◆ Task brief ◆
How many lines in the records below contain the word "JSON"? Answer with the number alone.

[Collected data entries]
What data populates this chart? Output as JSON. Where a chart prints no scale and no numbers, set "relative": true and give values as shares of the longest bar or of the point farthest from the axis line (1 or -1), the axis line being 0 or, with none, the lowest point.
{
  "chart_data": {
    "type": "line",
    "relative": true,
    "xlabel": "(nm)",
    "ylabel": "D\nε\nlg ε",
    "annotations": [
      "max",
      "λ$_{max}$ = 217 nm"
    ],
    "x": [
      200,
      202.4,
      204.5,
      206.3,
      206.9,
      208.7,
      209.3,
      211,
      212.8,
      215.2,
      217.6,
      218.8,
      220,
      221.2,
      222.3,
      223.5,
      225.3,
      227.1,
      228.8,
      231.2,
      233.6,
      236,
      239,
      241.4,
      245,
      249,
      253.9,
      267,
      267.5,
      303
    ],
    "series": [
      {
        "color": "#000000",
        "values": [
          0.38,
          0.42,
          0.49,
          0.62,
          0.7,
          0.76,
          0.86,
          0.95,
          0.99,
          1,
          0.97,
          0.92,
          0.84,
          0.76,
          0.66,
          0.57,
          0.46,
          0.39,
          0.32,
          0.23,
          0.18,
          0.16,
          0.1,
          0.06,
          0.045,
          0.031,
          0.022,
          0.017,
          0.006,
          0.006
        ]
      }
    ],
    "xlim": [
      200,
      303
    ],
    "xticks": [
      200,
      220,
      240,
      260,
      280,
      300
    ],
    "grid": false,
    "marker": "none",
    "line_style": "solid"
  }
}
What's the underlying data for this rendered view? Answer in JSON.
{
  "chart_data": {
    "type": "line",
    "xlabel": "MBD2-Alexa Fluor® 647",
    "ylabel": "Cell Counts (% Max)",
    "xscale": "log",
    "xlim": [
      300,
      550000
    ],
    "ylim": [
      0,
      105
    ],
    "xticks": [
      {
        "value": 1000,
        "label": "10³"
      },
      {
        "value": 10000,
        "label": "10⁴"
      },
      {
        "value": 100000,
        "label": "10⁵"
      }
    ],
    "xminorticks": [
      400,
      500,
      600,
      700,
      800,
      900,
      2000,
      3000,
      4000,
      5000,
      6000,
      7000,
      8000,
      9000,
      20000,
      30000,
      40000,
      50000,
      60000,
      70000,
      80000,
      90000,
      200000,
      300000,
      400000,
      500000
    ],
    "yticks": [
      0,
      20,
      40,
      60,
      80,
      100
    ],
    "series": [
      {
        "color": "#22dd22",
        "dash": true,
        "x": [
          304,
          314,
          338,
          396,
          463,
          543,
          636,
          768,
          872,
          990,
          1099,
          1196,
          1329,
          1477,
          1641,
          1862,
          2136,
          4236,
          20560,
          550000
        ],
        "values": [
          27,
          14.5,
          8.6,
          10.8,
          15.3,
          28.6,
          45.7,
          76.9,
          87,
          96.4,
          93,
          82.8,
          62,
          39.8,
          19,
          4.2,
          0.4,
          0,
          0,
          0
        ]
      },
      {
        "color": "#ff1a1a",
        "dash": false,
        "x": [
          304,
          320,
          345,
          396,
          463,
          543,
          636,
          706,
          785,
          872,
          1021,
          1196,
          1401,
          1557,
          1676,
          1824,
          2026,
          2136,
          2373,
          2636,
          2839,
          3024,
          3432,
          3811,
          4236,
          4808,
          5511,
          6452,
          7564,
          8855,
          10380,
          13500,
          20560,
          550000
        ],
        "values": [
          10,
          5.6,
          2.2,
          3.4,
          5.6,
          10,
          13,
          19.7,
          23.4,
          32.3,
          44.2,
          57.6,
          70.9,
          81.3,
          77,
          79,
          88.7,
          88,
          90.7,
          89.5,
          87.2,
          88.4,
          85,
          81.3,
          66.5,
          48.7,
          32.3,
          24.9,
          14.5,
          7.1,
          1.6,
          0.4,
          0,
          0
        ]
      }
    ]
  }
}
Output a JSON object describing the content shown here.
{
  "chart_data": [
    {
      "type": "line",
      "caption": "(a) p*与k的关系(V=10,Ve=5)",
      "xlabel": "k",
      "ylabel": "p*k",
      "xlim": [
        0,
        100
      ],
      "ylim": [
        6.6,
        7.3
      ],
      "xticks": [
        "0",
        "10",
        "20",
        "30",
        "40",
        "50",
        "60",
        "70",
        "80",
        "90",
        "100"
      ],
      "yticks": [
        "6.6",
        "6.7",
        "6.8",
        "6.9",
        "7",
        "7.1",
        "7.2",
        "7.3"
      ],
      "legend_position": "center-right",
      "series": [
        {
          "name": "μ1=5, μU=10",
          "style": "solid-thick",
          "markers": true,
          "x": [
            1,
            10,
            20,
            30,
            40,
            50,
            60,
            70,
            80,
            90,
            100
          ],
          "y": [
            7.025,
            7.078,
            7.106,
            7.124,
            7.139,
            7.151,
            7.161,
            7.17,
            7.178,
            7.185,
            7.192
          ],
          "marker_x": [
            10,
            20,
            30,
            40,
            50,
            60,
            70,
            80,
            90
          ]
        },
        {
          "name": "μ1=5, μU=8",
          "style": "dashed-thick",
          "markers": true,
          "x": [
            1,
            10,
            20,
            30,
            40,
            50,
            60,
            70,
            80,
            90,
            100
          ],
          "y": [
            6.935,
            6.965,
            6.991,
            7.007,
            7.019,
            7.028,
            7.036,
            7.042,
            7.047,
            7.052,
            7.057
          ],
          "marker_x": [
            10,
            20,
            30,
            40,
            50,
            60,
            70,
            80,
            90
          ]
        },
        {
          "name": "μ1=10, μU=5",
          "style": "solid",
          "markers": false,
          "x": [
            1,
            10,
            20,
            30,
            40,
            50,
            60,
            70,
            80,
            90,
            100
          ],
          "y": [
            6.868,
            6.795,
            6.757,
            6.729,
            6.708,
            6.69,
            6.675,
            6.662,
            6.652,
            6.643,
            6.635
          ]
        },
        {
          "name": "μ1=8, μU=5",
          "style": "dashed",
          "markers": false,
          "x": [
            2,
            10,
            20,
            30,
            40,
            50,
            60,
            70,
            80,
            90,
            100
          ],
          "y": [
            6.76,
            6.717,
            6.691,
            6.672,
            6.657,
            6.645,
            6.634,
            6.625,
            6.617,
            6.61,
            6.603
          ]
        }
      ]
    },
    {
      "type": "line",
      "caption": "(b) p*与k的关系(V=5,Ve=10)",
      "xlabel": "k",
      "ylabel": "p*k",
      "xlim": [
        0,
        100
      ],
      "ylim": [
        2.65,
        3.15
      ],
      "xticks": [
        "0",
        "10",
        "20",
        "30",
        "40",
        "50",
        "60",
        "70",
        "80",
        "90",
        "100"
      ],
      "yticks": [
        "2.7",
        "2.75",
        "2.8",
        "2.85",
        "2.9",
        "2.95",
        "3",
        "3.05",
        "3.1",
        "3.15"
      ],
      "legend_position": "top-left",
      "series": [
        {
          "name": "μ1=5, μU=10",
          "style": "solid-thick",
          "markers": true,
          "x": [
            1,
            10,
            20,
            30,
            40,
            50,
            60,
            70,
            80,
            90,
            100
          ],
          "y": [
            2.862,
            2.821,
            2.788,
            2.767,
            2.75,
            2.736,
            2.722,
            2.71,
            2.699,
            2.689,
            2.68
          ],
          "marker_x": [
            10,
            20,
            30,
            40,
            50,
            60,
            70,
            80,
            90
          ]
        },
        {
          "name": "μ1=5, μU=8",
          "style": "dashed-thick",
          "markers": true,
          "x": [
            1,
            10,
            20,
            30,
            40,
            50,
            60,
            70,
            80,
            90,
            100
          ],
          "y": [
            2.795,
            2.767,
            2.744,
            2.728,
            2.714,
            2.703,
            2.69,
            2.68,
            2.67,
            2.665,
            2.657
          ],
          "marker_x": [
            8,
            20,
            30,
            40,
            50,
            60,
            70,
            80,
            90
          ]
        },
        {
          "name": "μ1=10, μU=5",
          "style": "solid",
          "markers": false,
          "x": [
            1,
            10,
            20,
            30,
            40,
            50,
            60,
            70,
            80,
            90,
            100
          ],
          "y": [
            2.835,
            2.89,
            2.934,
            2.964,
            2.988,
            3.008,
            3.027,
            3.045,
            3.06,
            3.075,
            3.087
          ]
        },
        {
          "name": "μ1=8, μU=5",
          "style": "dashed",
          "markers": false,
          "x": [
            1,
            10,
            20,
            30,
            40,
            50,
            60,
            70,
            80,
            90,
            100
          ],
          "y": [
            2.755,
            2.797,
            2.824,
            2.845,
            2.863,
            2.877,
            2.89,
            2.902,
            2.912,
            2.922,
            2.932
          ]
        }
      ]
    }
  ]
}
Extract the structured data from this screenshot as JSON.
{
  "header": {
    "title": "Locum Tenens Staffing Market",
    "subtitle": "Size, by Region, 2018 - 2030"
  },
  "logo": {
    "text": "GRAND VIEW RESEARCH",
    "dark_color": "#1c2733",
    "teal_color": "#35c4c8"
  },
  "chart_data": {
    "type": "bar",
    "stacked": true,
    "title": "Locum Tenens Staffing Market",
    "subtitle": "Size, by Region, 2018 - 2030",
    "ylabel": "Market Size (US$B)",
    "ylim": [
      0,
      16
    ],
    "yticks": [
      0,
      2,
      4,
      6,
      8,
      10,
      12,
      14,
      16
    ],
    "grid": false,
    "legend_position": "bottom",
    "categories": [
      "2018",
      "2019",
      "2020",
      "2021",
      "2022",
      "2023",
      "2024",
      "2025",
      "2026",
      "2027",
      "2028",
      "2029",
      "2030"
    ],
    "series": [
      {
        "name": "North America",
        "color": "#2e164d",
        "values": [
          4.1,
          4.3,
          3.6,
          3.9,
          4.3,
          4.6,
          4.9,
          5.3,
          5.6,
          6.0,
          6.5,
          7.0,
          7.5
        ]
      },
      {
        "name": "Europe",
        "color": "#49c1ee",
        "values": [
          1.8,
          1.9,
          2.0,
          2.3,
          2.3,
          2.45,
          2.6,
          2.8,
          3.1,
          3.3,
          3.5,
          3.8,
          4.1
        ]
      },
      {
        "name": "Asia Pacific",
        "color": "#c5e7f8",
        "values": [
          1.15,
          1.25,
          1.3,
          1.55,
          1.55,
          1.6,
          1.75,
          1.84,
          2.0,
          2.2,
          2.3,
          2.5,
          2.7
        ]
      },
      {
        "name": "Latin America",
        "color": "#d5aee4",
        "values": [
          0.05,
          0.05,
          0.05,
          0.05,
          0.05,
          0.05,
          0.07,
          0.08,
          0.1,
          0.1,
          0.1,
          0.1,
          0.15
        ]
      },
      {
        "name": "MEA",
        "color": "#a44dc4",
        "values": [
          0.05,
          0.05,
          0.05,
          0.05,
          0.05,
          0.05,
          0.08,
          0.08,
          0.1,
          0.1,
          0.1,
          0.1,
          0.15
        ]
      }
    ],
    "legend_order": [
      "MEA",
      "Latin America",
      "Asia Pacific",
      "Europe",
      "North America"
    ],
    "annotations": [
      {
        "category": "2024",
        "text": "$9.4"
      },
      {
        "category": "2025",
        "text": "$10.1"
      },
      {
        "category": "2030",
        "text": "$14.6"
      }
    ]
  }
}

◆ Reply ◆
4